** START OF ENTRIES **
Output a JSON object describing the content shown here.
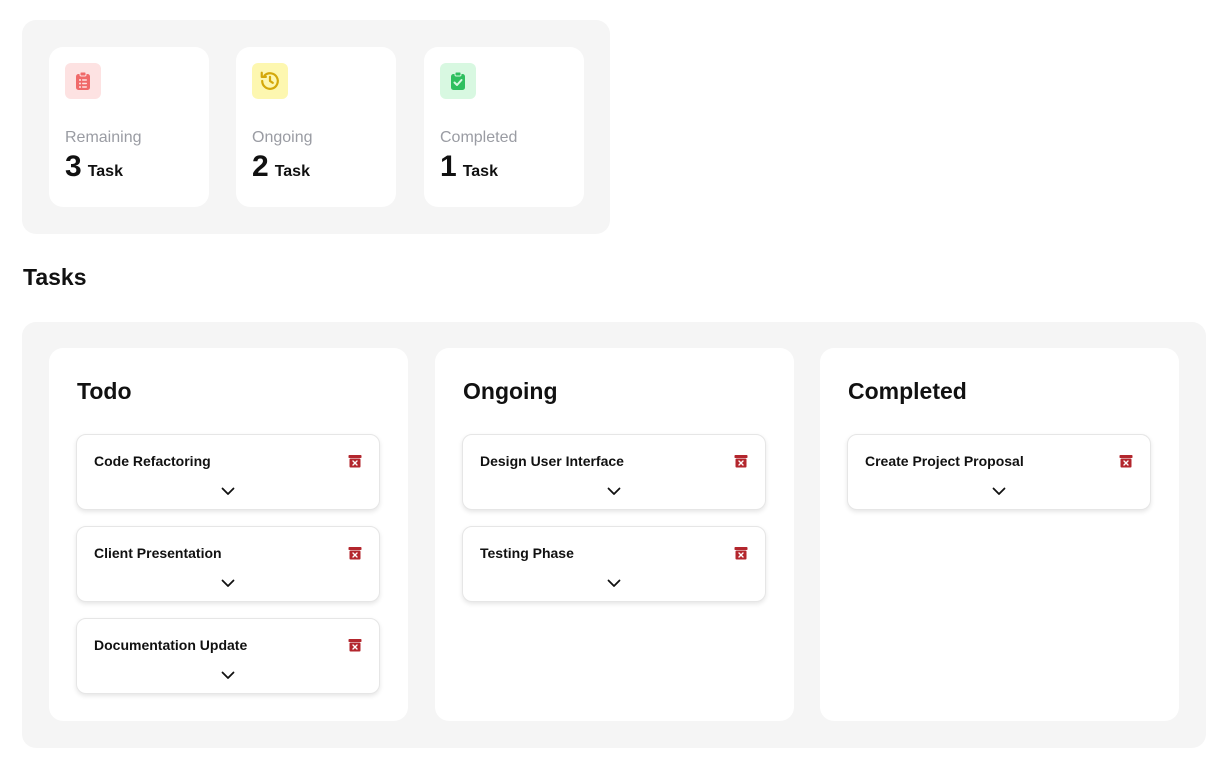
{
  "stats": [
    {
      "label": "Remaining",
      "count": "3",
      "unit": "Task",
      "icon": "clipboard-list-icon",
      "icon_color": "#f06a6a",
      "icon_bg": "#fde2e2"
    },
    {
      "label": "Ongoing",
      "count": "2",
      "unit": "Task",
      "icon": "history-icon",
      "icon_color": "#d4a80a",
      "icon_bg": "#fdf7b0"
    },
    {
      "label": "Completed",
      "count": "1",
      "unit": "Task",
      "icon": "clipboard-check-icon",
      "icon_color": "#2fbf5f",
      "icon_bg": "#d8f8e1"
    }
  ],
  "section_title": "Tasks",
  "columns": [
    {
      "title": "Todo",
      "tasks": [
        "Code Refactoring",
        "Client Presentation",
        "Documentation Update"
      ]
    },
    {
      "title": "Ongoing",
      "tasks": [
        "Design User Interface",
        "Testing Phase"
      ]
    },
    {
      "title": "Completed",
      "tasks": [
        "Create Project Proposal"
      ]
    }
  ],
  "colors": {
    "delete_icon": "#b3262d",
    "panel_bg": "#f5f5f5"
  },
  "task_icons": {
    "delete": "trash-icon",
    "expand": "chevron-down-icon"
  }
}
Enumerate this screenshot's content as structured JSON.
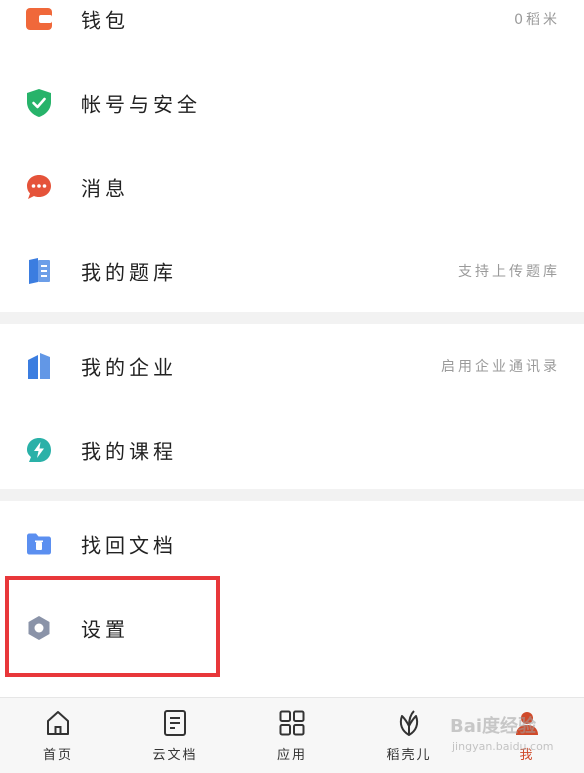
{
  "menu": {
    "wallet": {
      "label": "钱包",
      "value": "0稻米"
    },
    "account_security": {
      "label": "帐号与安全"
    },
    "messages": {
      "label": "消息"
    },
    "question_bank": {
      "label": "我的题库",
      "value": "支持上传题库"
    },
    "enterprise": {
      "label": "我的企业",
      "value": "启用企业通讯录"
    },
    "courses": {
      "label": "我的课程"
    },
    "recover_docs": {
      "label": "找回文档"
    },
    "settings": {
      "label": "设置"
    }
  },
  "tabbar": {
    "home": "首页",
    "cloud_docs": "云文档",
    "apps": "应用",
    "daoke": "稻壳儿",
    "me": "我"
  },
  "watermark": {
    "brand": "Bai度经验",
    "url": "jingyan.baidu.com"
  },
  "colors": {
    "wallet": "#f0683a",
    "shield": "#27b36a",
    "message": "#e5533a",
    "book": "#3b7de0",
    "enterprise": "#3b7de0",
    "course": "#2ab1a8",
    "folder": "#5b8ff0",
    "settings": "#8a93a8",
    "highlight": "#e8373a",
    "tab_active": "#d04a2a"
  }
}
** END OF ENTRIES **
DIRECTION -> Find the lines holding "content" and list every one.

EXERCISE RESULT ->
Output a JSON object describing the content shown here.
Enumerate this screenshot's content as structured JSON.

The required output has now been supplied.